» **Raw records**:
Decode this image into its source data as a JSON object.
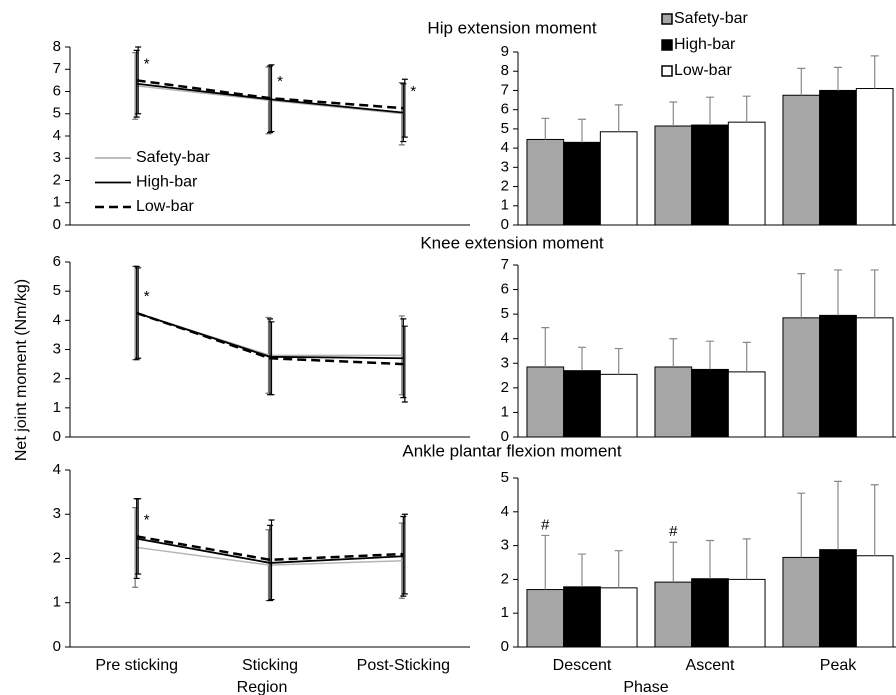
{
  "ylabel": "Net joint moment (Nm/kg)",
  "chart_data": [
    {
      "type": "line",
      "title": "Hip extension moment",
      "ylim": [
        0,
        8
      ],
      "yticks": [
        0,
        1,
        2,
        3,
        4,
        5,
        6,
        7,
        8
      ],
      "legend": "lower left",
      "annotations": [
        "*",
        "*",
        "*"
      ],
      "series": [
        {
          "name": "Safety-bar",
          "color": "#b4b4b4",
          "dash": false,
          "values": [
            6.25,
            5.6,
            5.0
          ],
          "errors": [
            1.5,
            1.5,
            1.4
          ]
        },
        {
          "name": "High-bar",
          "color": "#000000",
          "dash": false,
          "values": [
            6.35,
            5.65,
            5.05
          ],
          "errors": [
            1.5,
            1.5,
            1.3
          ]
        },
        {
          "name": "Low-bar",
          "color": "#000000",
          "dash": true,
          "values": [
            6.5,
            5.7,
            5.25
          ],
          "errors": [
            1.5,
            1.5,
            1.3
          ]
        }
      ]
    },
    {
      "type": "bar",
      "ylim": [
        0,
        9
      ],
      "yticks": [
        0,
        1,
        2,
        3,
        4,
        5,
        6,
        7,
        8,
        9
      ],
      "legend": "top",
      "series": [
        {
          "name": "Safety-bar",
          "color": "#a6a6a6",
          "values": [
            4.45,
            5.15,
            6.75
          ],
          "errors": [
            1.1,
            1.25,
            1.4
          ]
        },
        {
          "name": "High-bar",
          "color": "#000000",
          "values": [
            4.3,
            5.2,
            7.0
          ],
          "errors": [
            1.2,
            1.45,
            1.2
          ]
        },
        {
          "name": "Low-bar",
          "color": "#ffffff",
          "values": [
            4.85,
            5.35,
            7.1
          ],
          "errors": [
            1.4,
            1.35,
            1.7
          ]
        }
      ]
    },
    {
      "type": "line",
      "title": "Knee extension moment",
      "ylim": [
        0,
        6
      ],
      "yticks": [
        0,
        1,
        2,
        3,
        4,
        5,
        6
      ],
      "annotations": [
        "*",
        null,
        null
      ],
      "series": [
        {
          "color": "#b4b4b4",
          "dash": false,
          "values": [
            4.25,
            2.8,
            2.8
          ],
          "errors": [
            1.6,
            1.3,
            1.35
          ]
        },
        {
          "color": "#000000",
          "dash": false,
          "values": [
            4.25,
            2.75,
            2.7
          ],
          "errors": [
            1.6,
            1.3,
            1.35
          ]
        },
        {
          "color": "#000000",
          "dash": true,
          "values": [
            4.25,
            2.7,
            2.5
          ],
          "errors": [
            1.55,
            1.25,
            1.3
          ]
        }
      ]
    },
    {
      "type": "bar",
      "ylim": [
        0,
        7
      ],
      "yticks": [
        0,
        1,
        2,
        3,
        4,
        5,
        6,
        7
      ],
      "series": [
        {
          "color": "#a6a6a6",
          "values": [
            2.85,
            2.85,
            4.85
          ],
          "errors": [
            1.6,
            1.15,
            1.8
          ]
        },
        {
          "color": "#000000",
          "values": [
            2.7,
            2.75,
            4.95
          ],
          "errors": [
            0.95,
            1.15,
            1.85
          ]
        },
        {
          "color": "#ffffff",
          "values": [
            2.55,
            2.65,
            4.85
          ],
          "errors": [
            1.05,
            1.2,
            1.95
          ]
        }
      ]
    },
    {
      "type": "line",
      "title": "Ankle plantar flexion moment",
      "ylim": [
        0,
        4
      ],
      "yticks": [
        0,
        1,
        2,
        3,
        4
      ],
      "categories": [
        "Pre sticking",
        "Sticking",
        "Post-Sticking"
      ],
      "xlabel": "Region",
      "annotations": [
        "*",
        null,
        null
      ],
      "series": [
        {
          "color": "#b4b4b4",
          "dash": false,
          "values": [
            2.25,
            1.85,
            1.95
          ],
          "errors": [
            0.9,
            0.8,
            0.85
          ]
        },
        {
          "color": "#000000",
          "dash": false,
          "values": [
            2.45,
            1.9,
            2.05
          ],
          "errors": [
            0.9,
            0.85,
            0.9
          ]
        },
        {
          "color": "#000000",
          "dash": true,
          "values": [
            2.5,
            1.97,
            2.1
          ],
          "errors": [
            0.85,
            0.9,
            0.9
          ]
        }
      ]
    },
    {
      "type": "bar",
      "ylim": [
        0,
        5
      ],
      "yticks": [
        0,
        1,
        2,
        3,
        4,
        5
      ],
      "categories": [
        "Descent",
        "Ascent",
        "Peak"
      ],
      "xlabel": "Phase",
      "series": [
        {
          "color": "#a6a6a6",
          "values": [
            1.7,
            1.92,
            2.65
          ],
          "errors": [
            1.6,
            1.18,
            1.9
          ],
          "annotations": [
            "#",
            "#",
            null
          ]
        },
        {
          "color": "#000000",
          "values": [
            1.78,
            2.02,
            2.88
          ],
          "errors": [
            0.97,
            1.13,
            2.02
          ]
        },
        {
          "color": "#ffffff",
          "values": [
            1.75,
            2.0,
            2.7
          ],
          "errors": [
            1.1,
            1.2,
            2.1
          ]
        }
      ]
    }
  ]
}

» **Exercise**: Each entry above is to be written out again unchanged, apart from the pictures, which are left out.

» **Expected output**:
Decode this image into its source data as a JSON object.
{
  "ylabel": "Net joint moment (Nm/kg)",
  "chart_data": [
    {
      "type": "line",
      "title": "Hip extension moment",
      "ylim": [
        0,
        8
      ],
      "yticks": [
        0,
        1,
        2,
        3,
        4,
        5,
        6,
        7,
        8
      ],
      "legend": "lower left",
      "annotations": [
        "*",
        "*",
        "*"
      ],
      "series": [
        {
          "name": "Safety-bar",
          "color": "#b4b4b4",
          "dash": false,
          "values": [
            6.25,
            5.6,
            5.0
          ],
          "errors": [
            1.5,
            1.5,
            1.4
          ]
        },
        {
          "name": "High-bar",
          "color": "#000000",
          "dash": false,
          "values": [
            6.35,
            5.65,
            5.05
          ],
          "errors": [
            1.5,
            1.5,
            1.3
          ]
        },
        {
          "name": "Low-bar",
          "color": "#000000",
          "dash": true,
          "values": [
            6.5,
            5.7,
            5.25
          ],
          "errors": [
            1.5,
            1.5,
            1.3
          ]
        }
      ]
    },
    {
      "type": "bar",
      "ylim": [
        0,
        9
      ],
      "yticks": [
        0,
        1,
        2,
        3,
        4,
        5,
        6,
        7,
        8,
        9
      ],
      "legend": "top",
      "series": [
        {
          "name": "Safety-bar",
          "color": "#a6a6a6",
          "values": [
            4.45,
            5.15,
            6.75
          ],
          "errors": [
            1.1,
            1.25,
            1.4
          ]
        },
        {
          "name": "High-bar",
          "color": "#000000",
          "values": [
            4.3,
            5.2,
            7.0
          ],
          "errors": [
            1.2,
            1.45,
            1.2
          ]
        },
        {
          "name": "Low-bar",
          "color": "#ffffff",
          "values": [
            4.85,
            5.35,
            7.1
          ],
          "errors": [
            1.4,
            1.35,
            1.7
          ]
        }
      ]
    },
    {
      "type": "line",
      "title": "Knee extension moment",
      "ylim": [
        0,
        6
      ],
      "yticks": [
        0,
        1,
        2,
        3,
        4,
        5,
        6
      ],
      "annotations": [
        "*",
        null,
        null
      ],
      "series": [
        {
          "color": "#b4b4b4",
          "dash": false,
          "values": [
            4.25,
            2.8,
            2.8
          ],
          "errors": [
            1.6,
            1.3,
            1.35
          ]
        },
        {
          "color": "#000000",
          "dash": false,
          "values": [
            4.25,
            2.75,
            2.7
          ],
          "errors": [
            1.6,
            1.3,
            1.35
          ]
        },
        {
          "color": "#000000",
          "dash": true,
          "values": [
            4.25,
            2.7,
            2.5
          ],
          "errors": [
            1.55,
            1.25,
            1.3
          ]
        }
      ]
    },
    {
      "type": "bar",
      "ylim": [
        0,
        7
      ],
      "yticks": [
        0,
        1,
        2,
        3,
        4,
        5,
        6,
        7
      ],
      "series": [
        {
          "color": "#a6a6a6",
          "values": [
            2.85,
            2.85,
            4.85
          ],
          "errors": [
            1.6,
            1.15,
            1.8
          ]
        },
        {
          "color": "#000000",
          "values": [
            2.7,
            2.75,
            4.95
          ],
          "errors": [
            0.95,
            1.15,
            1.85
          ]
        },
        {
          "color": "#ffffff",
          "values": [
            2.55,
            2.65,
            4.85
          ],
          "errors": [
            1.05,
            1.2,
            1.95
          ]
        }
      ]
    },
    {
      "type": "line",
      "title": "Ankle plantar flexion moment",
      "ylim": [
        0,
        4
      ],
      "yticks": [
        0,
        1,
        2,
        3,
        4
      ],
      "categories": [
        "Pre sticking",
        "Sticking",
        "Post-Sticking"
      ],
      "xlabel": "Region",
      "annotations": [
        "*",
        null,
        null
      ],
      "series": [
        {
          "color": "#b4b4b4",
          "dash": false,
          "values": [
            2.25,
            1.85,
            1.95
          ],
          "errors": [
            0.9,
            0.8,
            0.85
          ]
        },
        {
          "color": "#000000",
          "dash": false,
          "values": [
            2.45,
            1.9,
            2.05
          ],
          "errors": [
            0.9,
            0.85,
            0.9
          ]
        },
        {
          "color": "#000000",
          "dash": true,
          "values": [
            2.5,
            1.97,
            2.1
          ],
          "errors": [
            0.85,
            0.9,
            0.9
          ]
        }
      ]
    },
    {
      "type": "bar",
      "ylim": [
        0,
        5
      ],
      "yticks": [
        0,
        1,
        2,
        3,
        4,
        5
      ],
      "categories": [
        "Descent",
        "Ascent",
        "Peak"
      ],
      "xlabel": "Phase",
      "series": [
        {
          "color": "#a6a6a6",
          "values": [
            1.7,
            1.92,
            2.65
          ],
          "errors": [
            1.6,
            1.18,
            1.9
          ],
          "annotations": [
            "#",
            "#",
            null
          ]
        },
        {
          "color": "#000000",
          "values": [
            1.78,
            2.02,
            2.88
          ],
          "errors": [
            0.97,
            1.13,
            2.02
          ]
        },
        {
          "color": "#ffffff",
          "values": [
            1.75,
            2.0,
            2.7
          ],
          "errors": [
            1.1,
            1.2,
            2.1
          ]
        }
      ]
    }
  ]
}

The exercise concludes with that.